A block of data |

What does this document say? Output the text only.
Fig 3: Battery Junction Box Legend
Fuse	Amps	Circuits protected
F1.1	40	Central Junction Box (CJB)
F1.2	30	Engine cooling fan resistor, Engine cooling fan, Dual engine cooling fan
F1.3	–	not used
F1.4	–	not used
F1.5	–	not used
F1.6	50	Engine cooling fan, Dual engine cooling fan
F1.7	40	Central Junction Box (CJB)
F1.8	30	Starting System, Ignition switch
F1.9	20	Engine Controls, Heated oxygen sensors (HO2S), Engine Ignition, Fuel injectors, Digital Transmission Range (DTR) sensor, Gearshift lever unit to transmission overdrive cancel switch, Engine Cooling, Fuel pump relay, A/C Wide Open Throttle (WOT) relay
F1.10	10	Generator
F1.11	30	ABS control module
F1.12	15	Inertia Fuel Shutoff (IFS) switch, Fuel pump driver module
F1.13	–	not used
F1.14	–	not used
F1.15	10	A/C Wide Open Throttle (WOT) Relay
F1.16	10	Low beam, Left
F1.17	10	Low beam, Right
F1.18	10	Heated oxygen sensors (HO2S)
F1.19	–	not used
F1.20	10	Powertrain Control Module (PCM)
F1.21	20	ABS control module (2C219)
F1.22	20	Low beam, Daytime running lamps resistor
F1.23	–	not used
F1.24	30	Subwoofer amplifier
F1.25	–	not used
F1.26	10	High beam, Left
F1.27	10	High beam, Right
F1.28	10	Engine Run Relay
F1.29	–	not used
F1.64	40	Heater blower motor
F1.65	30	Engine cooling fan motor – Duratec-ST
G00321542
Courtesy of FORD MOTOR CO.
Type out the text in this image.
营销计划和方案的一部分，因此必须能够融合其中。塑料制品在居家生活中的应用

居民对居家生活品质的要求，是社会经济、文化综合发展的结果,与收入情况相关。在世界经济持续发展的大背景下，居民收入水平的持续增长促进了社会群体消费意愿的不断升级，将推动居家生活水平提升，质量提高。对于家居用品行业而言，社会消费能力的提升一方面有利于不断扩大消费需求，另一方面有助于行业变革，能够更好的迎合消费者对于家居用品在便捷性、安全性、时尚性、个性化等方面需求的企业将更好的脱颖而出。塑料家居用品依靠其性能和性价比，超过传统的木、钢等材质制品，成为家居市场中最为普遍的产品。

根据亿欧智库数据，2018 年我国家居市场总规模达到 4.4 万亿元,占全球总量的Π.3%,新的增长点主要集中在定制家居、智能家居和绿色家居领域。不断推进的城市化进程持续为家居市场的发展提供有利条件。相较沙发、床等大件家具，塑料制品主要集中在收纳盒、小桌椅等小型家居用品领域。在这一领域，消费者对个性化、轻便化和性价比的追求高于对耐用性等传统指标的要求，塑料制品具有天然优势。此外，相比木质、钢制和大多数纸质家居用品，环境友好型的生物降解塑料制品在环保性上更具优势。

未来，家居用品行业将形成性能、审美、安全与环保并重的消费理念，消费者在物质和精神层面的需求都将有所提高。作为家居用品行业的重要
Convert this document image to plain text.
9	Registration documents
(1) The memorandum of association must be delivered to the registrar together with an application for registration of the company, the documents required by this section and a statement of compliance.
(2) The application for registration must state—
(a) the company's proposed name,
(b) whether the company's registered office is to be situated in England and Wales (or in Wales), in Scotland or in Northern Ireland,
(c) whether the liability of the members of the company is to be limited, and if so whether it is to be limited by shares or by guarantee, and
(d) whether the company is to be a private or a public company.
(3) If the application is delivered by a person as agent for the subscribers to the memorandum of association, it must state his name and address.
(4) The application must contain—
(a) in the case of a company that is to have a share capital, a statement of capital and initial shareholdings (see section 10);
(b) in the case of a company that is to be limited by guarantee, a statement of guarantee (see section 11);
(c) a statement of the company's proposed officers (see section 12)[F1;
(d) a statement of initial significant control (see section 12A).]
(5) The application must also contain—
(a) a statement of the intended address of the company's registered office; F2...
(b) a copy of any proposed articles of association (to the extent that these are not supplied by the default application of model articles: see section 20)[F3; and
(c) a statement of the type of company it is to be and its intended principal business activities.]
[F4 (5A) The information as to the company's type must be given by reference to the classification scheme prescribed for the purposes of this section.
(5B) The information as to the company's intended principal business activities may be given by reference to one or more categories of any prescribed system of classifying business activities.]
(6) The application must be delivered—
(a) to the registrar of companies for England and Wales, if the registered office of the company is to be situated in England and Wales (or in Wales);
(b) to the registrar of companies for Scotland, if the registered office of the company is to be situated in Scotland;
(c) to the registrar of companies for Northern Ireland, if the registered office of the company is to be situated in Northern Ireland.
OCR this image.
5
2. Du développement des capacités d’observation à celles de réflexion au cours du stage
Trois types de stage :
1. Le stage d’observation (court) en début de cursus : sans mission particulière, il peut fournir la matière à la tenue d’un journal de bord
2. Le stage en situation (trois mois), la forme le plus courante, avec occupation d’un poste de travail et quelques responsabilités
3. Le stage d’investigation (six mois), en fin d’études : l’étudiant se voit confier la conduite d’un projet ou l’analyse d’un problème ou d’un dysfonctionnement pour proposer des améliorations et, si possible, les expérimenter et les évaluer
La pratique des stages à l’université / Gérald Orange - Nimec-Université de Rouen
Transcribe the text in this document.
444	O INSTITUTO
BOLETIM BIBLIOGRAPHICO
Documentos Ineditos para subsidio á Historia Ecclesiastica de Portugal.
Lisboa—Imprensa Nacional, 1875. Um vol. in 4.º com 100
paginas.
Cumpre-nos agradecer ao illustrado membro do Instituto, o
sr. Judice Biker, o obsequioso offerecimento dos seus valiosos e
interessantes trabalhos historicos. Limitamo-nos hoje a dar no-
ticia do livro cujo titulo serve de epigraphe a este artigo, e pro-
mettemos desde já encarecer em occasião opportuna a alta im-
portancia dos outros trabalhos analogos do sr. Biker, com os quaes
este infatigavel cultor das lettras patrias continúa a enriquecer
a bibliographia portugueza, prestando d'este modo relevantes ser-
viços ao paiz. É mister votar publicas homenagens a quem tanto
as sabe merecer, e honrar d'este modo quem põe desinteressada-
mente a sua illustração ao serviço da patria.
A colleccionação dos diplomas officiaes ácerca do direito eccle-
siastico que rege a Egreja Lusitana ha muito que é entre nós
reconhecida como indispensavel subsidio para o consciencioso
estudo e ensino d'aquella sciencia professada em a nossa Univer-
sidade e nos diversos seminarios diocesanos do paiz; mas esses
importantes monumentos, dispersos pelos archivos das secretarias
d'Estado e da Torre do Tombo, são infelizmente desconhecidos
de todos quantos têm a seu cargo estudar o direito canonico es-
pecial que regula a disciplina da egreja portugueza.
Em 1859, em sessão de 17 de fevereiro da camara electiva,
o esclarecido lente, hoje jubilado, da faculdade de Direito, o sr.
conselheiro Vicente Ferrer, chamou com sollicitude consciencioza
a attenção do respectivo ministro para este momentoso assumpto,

What is expected |
Every line of the records above needs to be given again exactly.

Answer to this exercise |
What does this document say? Output the text only.
Fig 3: Battery Junction Box Legend
Fuse	Amps	Circuits protected
F1.1	40	Central Junction Box (CJB)
F1.2	30	Engine cooling fan resistor, Engine cooling fan, Dual engine cooling fan
F1.3	–	not used
F1.4	–	not used
F1.5	–	not used
F1.6	50	Engine cooling fan, Dual engine cooling fan
F1.7	40	Central Junction Box (CJB)
F1.8	30	Starting System, Ignition switch
F1.9	20	Engine Controls, Heated oxygen sensors (HO2S), Engine Ignition, Fuel injectors, Digital Transmission Range (DTR) sensor, Gearshift lever unit to transmission overdrive cancel switch, Engine Cooling, Fuel pump relay, A/C Wide Open Throttle (WOT) relay
F1.10	10	Generator
F1.11	30	ABS control module
F1.12	15	Inertia Fuel Shutoff (IFS) switch, Fuel pump driver module
F1.13	–	not used
F1.14	–	not used
F1.15	10	A/C Wide Open Throttle (WOT) Relay
F1.16	10	Low beam, Left
F1.17	10	Low beam, Right
F1.18	10	Heated oxygen sensors (HO2S)
F1.19	–	not used
F1.20	10	Powertrain Control Module (PCM)
F1.21	20	ABS control module (2C219)
F1.22	20	Low beam, Daytime running lamps resistor
F1.23	–	not used
F1.24	30	Subwoofer amplifier
F1.25	–	not used
F1.26	10	High beam, Left
F1.27	10	High beam, Right
F1.28	10	Engine Run Relay
F1.29	–	not used
F1.64	40	Heater blower motor
F1.65	30	Engine cooling fan motor – Duratec-ST
G00321542
Courtesy of FORD MOTOR CO.
Type out the text in this image.
营销计划和方案的一部分，因此必须能够融合其中。塑料制品在居家生活中的应用

居民对居家生活品质的要求，是社会经济、文化综合发展的结果,与收入情况相关。在世界经济持续发展的大背景下，居民收入水平的持续增长促进了社会群体消费意愿的不断升级，将推动居家生活水平提升，质量提高。对于家居用品行业而言，社会消费能力的提升一方面有利于不断扩大消费需求，另一方面有助于行业变革，能够更好的迎合消费者对于家居用品在便捷性、安全性、时尚性、个性化等方面需求的企业将更好的脱颖而出。塑料家居用品依靠其性能和性价比，超过传统的木、钢等材质制品，成为家居市场中最为普遍的产品。

根据亿欧智库数据，2018 年我国家居市场总规模达到 4.4 万亿元,占全球总量的Π.3%,新的增长点主要集中在定制家居、智能家居和绿色家居领域。不断推进的城市化进程持续为家居市场的发展提供有利条件。相较沙发、床等大件家具，塑料制品主要集中在收纳盒、小桌椅等小型家居用品领域。在这一领域，消费者对个性化、轻便化和性价比的追求高于对耐用性等传统指标的要求，塑料制品具有天然优势。此外，相比木质、钢制和大多数纸质家居用品，环境友好型的生物降解塑料制品在环保性上更具优势。

未来，家居用品行业将形成性能、审美、安全与环保并重的消费理念，消费者在物质和精神层面的需求都将有所提高。作为家居用品行业的重要
Convert this document image to plain text.
9	Registration documents
(1) The memorandum of association must be delivered to the registrar together with an application for registration of the company, the documents required by this section and a statement of compliance.
(2) The application for registration must state—
(a) the company's proposed name,
(b) whether the company's registered office is to be situated in England and Wales (or in Wales), in Scotland or in Northern Ireland,
(c) whether the liability of the members of the company is to be limited, and if so whether it is to be limited by shares or by guarantee, and
(d) whether the company is to be a private or a public company.
(3) If the application is delivered by a person as agent for the subscribers to the memorandum of association, it must state his name and address.
(4) The application must contain—
(a) in the case of a company that is to have a share capital, a statement of capital and initial shareholdings (see section 10);
(b) in the case of a company that is to be limited by guarantee, a statement of guarantee (see section 11);
(c) a statement of the company's proposed officers (see section 12)[F1;
(d) a statement of initial significant control (see section 12A).]
(5) The application must also contain—
(a) a statement of the intended address of the company's registered office; F2...
(b) a copy of any proposed articles of association (to the extent that these are not supplied by the default application of model articles: see section 20)[F3; and
(c) a statement of the type of company it is to be and its intended principal business activities.]
[F4 (5A) The information as to the company's type must be given by reference to the classification scheme prescribed for the purposes of this section.
(5B) The information as to the company's intended principal business activities may be given by reference to one or more categories of any prescribed system of classifying business activities.]
(6) The application must be delivered—
(a) to the registrar of companies for England and Wales, if the registered office of the company is to be situated in England and Wales (or in Wales);
(b) to the registrar of companies for Scotland, if the registered office of the company is to be situated in Scotland;
(c) to the registrar of companies for Northern Ireland, if the registered office of the company is to be situated in Northern Ireland.
OCR this image.
5
2. Du développement des capacités d’observation à celles de réflexion au cours du stage
Trois types de stage :
1. Le stage d’observation (court) en début de cursus : sans mission particulière, il peut fournir la matière à la tenue d’un journal de bord
2. Le stage en situation (trois mois), la forme le plus courante, avec occupation d’un poste de travail et quelques responsabilités
3. Le stage d’investigation (six mois), en fin d’études : l’étudiant se voit confier la conduite d’un projet ou l’analyse d’un problème ou d’un dysfonctionnement pour proposer des améliorations et, si possible, les expérimenter et les évaluer
La pratique des stages à l’université / Gérald Orange - Nimec-Université de Rouen
Transcribe the text in this document.
444	O INSTITUTO
BOLETIM BIBLIOGRAPHICO
Documentos Ineditos para subsidio á Historia Ecclesiastica de Portugal.
Lisboa—Imprensa Nacional, 1875. Um vol. in 4.º com 100
paginas.
Cumpre-nos agradecer ao illustrado membro do Instituto, o
sr. Judice Biker, o obsequioso offerecimento dos seus valiosos e
interessantes trabalhos historicos. Limitamo-nos hoje a dar no-
ticia do livro cujo titulo serve de epigraphe a este artigo, e pro-
mettemos desde já encarecer em occasião opportuna a alta im-
portancia dos outros trabalhos analogos do sr. Biker, com os quaes
este infatigavel cultor das lettras patrias continúa a enriquecer
a bibliographia portugueza, prestando d'este modo relevantes ser-
viços ao paiz. É mister votar publicas homenagens a quem tanto
as sabe merecer, e honrar d'este modo quem põe desinteressada-
mente a sua illustração ao serviço da patria.
A colleccionação dos diplomas officiaes ácerca do direito eccle-
siastico que rege a Egreja Lusitana ha muito que é entre nós
reconhecida como indispensavel subsidio para o consciencioso
estudo e ensino d'aquella sciencia professada em a nossa Univer-
sidade e nos diversos seminarios diocesanos do paiz; mas esses
importantes monumentos, dispersos pelos archivos das secretarias
d'Estado e da Torre do Tombo, são infelizmente desconhecidos
de todos quantos têm a seu cargo estudar o direito canonico es-
pecial que regula a disciplina da egreja portugueza.
Em 1859, em sessão de 17 de fevereiro da camara electiva,
o esclarecido lente, hoje jubilado, da faculdade de Direito, o sr.
conselheiro Vicente Ferrer, chamou com sollicitude consciencioza
a attenção do respectivo ministro para este momentoso assumpto,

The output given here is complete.